Short problem -> In the material below, the lines containing the word "marker" are required; copy each of them.

★ ★ ★

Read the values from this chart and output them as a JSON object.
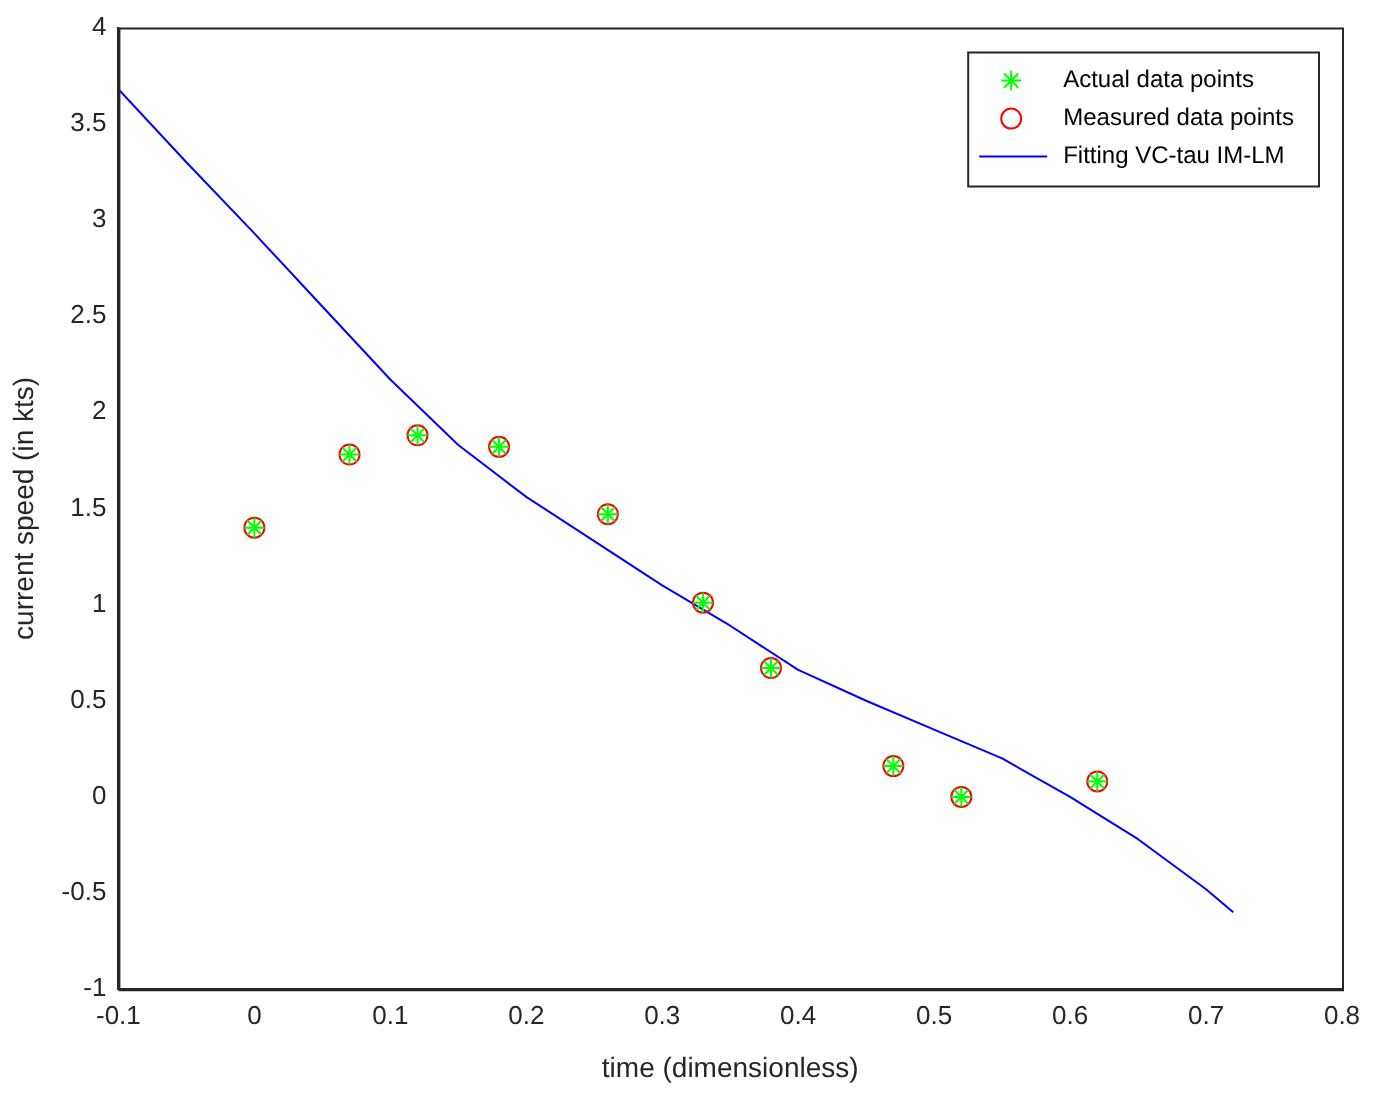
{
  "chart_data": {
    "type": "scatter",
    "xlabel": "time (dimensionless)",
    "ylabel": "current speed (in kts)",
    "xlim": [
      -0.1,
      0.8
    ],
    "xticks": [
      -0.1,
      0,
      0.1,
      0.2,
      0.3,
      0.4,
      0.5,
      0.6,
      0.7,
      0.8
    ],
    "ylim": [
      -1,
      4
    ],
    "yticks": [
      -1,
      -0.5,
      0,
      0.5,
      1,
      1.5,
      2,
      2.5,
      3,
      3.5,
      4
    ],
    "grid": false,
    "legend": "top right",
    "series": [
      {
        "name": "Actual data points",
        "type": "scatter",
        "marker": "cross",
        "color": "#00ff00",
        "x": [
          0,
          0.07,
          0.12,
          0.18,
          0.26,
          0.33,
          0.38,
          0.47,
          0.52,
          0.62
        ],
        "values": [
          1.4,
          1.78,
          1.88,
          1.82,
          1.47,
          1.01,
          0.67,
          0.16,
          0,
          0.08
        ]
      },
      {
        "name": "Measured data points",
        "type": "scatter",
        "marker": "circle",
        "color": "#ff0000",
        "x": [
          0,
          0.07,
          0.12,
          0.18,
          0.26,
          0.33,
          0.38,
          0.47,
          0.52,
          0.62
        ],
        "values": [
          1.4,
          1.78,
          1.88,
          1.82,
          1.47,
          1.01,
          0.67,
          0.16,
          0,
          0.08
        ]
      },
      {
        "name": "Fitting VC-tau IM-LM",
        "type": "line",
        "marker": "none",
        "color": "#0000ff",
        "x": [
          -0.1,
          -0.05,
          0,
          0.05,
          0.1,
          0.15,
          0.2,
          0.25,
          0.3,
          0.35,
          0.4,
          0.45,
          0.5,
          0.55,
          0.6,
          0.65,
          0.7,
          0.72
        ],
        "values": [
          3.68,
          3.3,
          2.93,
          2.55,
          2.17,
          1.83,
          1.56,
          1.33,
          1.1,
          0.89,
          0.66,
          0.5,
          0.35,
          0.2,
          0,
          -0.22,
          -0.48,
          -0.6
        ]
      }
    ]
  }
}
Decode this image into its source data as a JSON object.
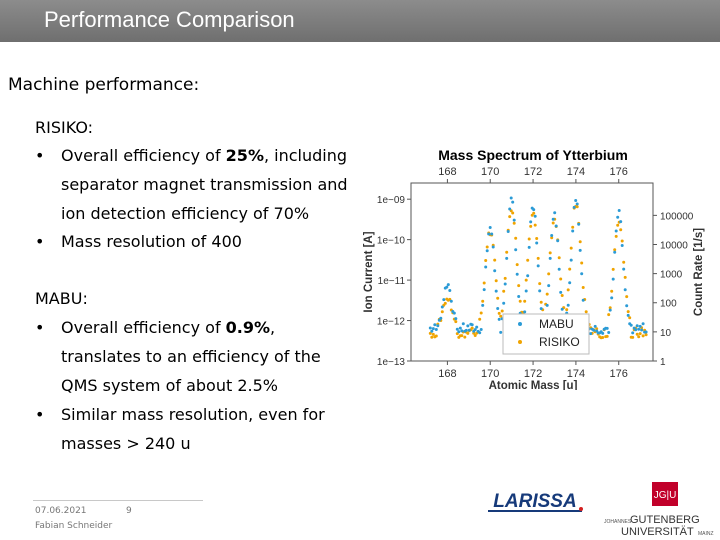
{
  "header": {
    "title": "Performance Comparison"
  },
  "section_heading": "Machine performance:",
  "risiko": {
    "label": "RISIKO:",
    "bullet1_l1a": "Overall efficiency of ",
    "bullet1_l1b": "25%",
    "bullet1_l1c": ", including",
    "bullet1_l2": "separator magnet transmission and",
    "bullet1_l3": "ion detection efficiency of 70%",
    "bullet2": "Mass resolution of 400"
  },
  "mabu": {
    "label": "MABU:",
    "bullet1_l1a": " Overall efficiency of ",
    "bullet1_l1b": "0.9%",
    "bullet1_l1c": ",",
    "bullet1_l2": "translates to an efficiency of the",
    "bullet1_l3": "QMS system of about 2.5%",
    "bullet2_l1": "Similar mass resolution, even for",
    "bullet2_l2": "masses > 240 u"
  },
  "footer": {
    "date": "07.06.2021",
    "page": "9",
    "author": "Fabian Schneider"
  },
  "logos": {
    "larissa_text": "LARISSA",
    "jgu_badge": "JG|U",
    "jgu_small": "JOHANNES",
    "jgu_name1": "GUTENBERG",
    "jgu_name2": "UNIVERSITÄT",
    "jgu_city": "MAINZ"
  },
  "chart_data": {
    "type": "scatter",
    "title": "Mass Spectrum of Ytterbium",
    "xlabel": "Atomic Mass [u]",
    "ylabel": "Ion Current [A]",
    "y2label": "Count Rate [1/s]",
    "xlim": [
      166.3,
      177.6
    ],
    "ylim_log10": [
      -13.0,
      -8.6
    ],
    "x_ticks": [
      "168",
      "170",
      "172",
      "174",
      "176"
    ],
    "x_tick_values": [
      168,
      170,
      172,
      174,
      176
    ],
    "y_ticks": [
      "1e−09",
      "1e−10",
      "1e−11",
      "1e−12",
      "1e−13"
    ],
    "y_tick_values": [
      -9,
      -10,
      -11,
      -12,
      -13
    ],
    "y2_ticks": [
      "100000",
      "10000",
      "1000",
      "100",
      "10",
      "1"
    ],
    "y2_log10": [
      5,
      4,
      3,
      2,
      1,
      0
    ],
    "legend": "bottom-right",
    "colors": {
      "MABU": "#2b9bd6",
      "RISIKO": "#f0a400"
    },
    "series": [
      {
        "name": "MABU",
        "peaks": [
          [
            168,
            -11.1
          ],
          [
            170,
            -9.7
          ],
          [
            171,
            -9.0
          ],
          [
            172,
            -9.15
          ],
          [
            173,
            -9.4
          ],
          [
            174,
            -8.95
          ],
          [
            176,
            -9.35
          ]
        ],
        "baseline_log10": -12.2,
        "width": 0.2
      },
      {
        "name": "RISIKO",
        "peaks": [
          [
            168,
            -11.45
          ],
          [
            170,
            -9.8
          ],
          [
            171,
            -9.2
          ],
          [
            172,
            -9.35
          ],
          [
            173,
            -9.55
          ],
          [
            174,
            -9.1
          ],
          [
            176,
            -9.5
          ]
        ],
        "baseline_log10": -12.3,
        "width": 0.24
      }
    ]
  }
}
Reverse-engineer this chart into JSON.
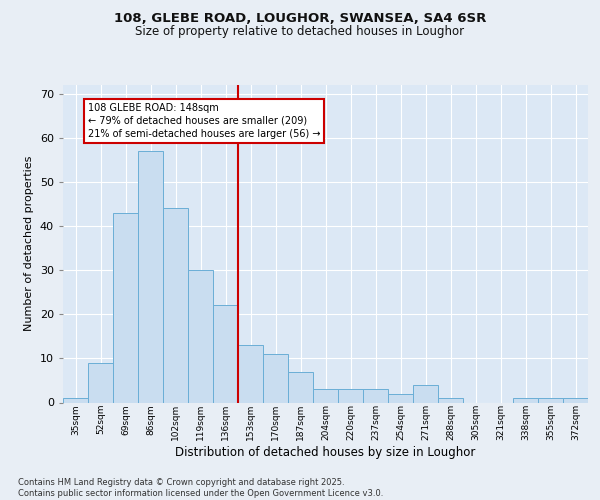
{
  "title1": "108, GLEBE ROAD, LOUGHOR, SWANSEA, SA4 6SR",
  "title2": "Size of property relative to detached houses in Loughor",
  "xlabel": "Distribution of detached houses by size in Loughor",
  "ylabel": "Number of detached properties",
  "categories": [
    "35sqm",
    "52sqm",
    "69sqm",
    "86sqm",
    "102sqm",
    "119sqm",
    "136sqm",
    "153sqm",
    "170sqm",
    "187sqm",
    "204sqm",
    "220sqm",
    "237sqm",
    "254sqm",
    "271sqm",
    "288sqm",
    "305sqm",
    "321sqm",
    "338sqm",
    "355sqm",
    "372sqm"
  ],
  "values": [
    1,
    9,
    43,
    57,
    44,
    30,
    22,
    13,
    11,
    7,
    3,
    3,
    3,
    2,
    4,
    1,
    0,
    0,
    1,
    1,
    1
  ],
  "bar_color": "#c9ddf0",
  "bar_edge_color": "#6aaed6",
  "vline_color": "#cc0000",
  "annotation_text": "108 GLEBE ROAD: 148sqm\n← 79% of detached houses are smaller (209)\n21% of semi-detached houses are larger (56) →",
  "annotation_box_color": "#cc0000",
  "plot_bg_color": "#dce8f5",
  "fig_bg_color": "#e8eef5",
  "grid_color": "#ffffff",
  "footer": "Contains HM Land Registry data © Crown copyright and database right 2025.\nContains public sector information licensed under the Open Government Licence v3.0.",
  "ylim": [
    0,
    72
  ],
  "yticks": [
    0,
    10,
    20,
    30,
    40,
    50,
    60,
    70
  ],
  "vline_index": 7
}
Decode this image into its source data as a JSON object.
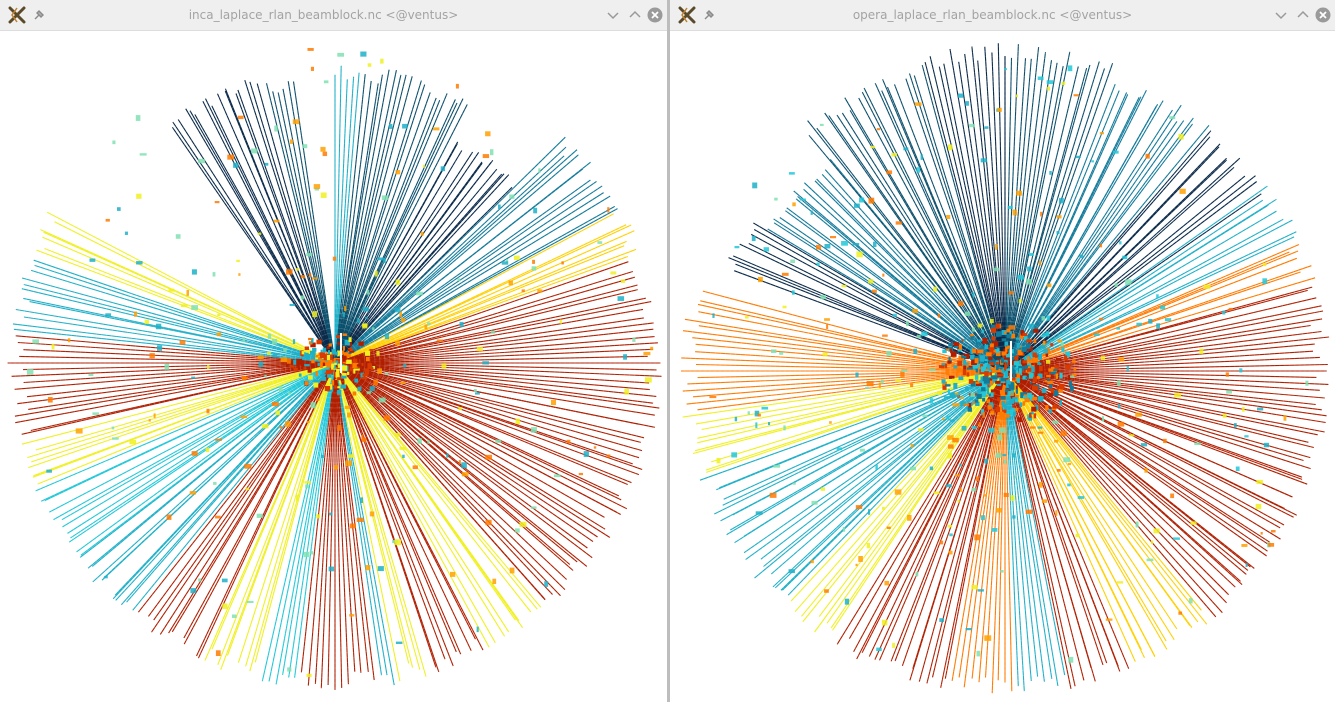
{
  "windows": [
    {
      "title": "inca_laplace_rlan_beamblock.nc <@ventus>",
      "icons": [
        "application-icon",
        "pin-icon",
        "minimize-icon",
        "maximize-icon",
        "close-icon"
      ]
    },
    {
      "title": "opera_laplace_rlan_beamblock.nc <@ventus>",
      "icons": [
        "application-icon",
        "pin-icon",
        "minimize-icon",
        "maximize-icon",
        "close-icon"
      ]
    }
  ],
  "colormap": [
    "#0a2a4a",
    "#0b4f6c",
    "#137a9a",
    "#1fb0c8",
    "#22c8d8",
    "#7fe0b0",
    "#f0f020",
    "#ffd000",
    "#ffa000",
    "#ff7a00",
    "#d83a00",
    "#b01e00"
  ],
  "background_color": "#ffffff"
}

★ ★ ★

Result for this task ->
        "marker": "cross",
        "marker": "circle",
        "marker": "none",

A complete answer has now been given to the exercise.